# AIM
Look below. Copy each line that has "advantages" in it.

(Dataset entries on figures)
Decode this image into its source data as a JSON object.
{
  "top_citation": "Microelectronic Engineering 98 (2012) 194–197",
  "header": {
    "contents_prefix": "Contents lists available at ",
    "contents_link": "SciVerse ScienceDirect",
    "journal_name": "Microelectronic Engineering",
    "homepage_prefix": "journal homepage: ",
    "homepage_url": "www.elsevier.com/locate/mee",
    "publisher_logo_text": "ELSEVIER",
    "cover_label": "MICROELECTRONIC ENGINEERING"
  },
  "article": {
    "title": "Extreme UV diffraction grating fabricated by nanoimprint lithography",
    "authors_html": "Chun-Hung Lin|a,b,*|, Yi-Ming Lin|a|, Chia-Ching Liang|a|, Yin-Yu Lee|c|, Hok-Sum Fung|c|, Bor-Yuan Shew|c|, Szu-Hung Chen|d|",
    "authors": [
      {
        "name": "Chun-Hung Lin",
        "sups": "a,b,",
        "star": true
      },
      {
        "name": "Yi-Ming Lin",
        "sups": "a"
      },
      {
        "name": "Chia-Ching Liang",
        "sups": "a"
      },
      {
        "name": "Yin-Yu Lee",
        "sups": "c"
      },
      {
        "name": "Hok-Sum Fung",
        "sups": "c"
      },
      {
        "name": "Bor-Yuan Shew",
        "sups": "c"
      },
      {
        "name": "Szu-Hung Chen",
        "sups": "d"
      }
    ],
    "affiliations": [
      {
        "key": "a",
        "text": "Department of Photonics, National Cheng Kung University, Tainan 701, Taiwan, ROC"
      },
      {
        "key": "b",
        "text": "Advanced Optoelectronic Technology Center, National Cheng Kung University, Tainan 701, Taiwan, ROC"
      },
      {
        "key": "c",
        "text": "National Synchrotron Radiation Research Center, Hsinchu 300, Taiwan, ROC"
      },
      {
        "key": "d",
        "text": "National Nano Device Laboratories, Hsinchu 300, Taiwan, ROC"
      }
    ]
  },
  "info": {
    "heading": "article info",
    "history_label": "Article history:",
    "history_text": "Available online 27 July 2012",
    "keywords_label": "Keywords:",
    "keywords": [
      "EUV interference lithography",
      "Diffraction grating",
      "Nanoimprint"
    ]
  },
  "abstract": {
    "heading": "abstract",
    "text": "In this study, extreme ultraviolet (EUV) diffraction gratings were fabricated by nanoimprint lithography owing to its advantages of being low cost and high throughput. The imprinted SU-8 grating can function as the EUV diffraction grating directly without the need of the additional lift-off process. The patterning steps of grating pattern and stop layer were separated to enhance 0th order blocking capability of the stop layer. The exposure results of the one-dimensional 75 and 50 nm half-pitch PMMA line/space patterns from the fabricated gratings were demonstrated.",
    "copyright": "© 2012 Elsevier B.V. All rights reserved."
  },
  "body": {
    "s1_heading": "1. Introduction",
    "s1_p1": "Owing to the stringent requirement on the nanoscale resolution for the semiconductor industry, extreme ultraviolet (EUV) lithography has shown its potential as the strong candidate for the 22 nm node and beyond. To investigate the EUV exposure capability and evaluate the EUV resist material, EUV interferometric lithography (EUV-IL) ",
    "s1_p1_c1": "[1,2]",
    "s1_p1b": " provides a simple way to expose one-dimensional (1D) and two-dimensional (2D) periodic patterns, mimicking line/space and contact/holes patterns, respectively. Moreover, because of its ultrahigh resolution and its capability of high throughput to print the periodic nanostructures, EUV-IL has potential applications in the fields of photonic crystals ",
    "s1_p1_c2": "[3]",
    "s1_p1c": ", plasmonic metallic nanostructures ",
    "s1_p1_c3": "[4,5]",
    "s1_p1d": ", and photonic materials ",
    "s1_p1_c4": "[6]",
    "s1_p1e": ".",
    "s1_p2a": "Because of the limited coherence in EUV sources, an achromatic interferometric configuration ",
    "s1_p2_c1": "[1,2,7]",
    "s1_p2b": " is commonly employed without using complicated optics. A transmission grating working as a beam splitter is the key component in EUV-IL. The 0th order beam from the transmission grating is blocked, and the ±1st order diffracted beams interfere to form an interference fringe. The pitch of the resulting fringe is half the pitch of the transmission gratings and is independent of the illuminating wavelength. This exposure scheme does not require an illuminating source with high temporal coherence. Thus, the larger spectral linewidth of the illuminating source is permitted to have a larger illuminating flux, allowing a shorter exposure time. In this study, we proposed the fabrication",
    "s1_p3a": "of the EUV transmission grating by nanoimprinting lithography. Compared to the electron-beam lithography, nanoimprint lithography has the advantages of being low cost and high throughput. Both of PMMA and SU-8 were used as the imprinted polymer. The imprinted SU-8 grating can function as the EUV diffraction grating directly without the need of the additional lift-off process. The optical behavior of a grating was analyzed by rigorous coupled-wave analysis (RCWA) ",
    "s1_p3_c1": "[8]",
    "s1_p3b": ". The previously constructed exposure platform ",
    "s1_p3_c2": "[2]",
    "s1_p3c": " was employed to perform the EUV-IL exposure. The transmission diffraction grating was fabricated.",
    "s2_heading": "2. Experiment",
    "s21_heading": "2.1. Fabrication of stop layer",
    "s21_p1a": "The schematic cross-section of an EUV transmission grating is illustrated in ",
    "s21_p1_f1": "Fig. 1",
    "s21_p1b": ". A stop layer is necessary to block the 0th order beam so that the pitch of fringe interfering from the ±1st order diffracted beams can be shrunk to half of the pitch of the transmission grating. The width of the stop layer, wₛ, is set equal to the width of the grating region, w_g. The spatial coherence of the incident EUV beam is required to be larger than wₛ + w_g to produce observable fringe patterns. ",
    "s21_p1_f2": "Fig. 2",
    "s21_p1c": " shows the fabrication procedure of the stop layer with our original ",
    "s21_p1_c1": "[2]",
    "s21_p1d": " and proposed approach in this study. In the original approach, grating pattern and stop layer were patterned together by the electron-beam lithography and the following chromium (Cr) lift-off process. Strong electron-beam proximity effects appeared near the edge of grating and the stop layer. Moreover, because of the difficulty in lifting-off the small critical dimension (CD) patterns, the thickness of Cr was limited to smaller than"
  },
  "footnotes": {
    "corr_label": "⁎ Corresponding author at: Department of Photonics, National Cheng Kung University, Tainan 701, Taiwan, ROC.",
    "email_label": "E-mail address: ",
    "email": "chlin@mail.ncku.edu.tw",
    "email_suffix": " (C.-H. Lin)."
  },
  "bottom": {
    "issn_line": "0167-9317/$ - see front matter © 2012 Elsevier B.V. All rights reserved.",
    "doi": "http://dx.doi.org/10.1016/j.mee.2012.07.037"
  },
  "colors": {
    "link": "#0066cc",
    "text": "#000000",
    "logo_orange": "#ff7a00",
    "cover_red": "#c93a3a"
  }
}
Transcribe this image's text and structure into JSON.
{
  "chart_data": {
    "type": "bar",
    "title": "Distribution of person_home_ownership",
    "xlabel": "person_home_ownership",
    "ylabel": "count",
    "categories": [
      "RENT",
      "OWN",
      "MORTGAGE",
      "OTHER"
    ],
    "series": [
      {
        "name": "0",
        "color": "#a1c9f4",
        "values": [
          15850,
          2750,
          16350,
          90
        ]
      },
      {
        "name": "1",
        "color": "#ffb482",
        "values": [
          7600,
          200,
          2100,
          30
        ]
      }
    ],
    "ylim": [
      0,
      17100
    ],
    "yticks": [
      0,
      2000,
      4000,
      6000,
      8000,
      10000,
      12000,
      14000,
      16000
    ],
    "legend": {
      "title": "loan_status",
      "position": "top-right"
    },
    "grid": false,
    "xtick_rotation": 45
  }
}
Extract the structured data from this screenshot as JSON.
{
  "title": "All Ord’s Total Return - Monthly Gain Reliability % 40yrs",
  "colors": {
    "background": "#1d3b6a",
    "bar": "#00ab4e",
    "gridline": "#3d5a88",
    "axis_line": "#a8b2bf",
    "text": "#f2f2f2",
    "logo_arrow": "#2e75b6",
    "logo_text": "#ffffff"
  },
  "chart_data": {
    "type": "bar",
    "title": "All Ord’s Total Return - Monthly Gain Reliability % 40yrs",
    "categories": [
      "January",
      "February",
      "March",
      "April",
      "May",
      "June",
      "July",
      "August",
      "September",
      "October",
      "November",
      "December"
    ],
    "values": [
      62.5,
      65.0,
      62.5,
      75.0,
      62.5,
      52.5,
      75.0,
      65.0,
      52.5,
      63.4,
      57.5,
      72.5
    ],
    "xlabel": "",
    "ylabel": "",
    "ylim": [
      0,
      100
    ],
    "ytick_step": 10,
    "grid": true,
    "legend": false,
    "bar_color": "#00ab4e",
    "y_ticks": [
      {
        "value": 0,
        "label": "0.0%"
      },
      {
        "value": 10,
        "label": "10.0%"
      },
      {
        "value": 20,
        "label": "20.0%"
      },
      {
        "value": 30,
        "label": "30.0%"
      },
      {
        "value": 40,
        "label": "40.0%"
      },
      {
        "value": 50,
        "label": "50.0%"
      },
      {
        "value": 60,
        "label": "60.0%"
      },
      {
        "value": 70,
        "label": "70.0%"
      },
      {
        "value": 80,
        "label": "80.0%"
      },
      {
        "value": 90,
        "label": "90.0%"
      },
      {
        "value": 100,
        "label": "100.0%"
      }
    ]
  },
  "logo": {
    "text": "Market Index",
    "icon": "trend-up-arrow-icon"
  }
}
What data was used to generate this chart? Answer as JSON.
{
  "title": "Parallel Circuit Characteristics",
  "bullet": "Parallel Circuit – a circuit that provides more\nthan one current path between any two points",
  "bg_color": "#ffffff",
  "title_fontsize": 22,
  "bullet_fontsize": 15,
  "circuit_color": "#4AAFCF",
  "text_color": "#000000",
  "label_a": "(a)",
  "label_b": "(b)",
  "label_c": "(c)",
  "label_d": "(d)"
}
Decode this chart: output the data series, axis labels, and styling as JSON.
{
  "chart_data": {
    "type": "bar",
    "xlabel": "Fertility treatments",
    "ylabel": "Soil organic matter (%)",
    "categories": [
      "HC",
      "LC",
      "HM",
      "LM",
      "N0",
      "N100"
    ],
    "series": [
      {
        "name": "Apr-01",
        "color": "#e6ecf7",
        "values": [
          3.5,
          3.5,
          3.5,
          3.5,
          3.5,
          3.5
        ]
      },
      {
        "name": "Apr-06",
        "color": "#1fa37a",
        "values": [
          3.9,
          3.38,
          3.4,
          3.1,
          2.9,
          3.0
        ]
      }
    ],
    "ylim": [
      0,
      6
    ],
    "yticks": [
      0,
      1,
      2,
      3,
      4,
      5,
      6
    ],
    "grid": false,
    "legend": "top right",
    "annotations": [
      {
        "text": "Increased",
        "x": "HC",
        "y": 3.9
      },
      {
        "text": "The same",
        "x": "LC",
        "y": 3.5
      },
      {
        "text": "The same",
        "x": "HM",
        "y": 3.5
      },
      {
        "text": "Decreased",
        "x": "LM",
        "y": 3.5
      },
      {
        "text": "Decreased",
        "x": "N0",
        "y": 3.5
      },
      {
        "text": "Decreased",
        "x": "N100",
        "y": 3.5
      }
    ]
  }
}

# TASK SOLUTION
    "text": "In this study, extreme ultraviolet (EUV) diffraction gratings were fabricated by nanoimprint lithography owing to its advantages of being low cost and high throughput. The imprinted SU-8 grating can function as the EUV diffraction grating directly without the need of the additional lift-off process. The patterning steps of grating pattern and stop layer were separated to enhance 0th order blocking capability of the stop layer. The exposure results of the one-dimensional 75 and 50 nm half-pitch PMMA line/space patterns from the fabricated gratings were demonstrated.",
    "s1_p3a": "of the EUV transmission grating by nanoimprinting lithography. Compared to the electron-beam lithography, nanoimprint lithography has the advantages of being low cost and high throughput. Both of PMMA and SU-8 were used as the imprinted polymer. The imprinted SU-8 grating can function as the EUV diffraction grating directly without the need of the additional lift-off process. The optical behavior of a grating was analyzed by rigorous coupled-wave analysis (RCWA) ",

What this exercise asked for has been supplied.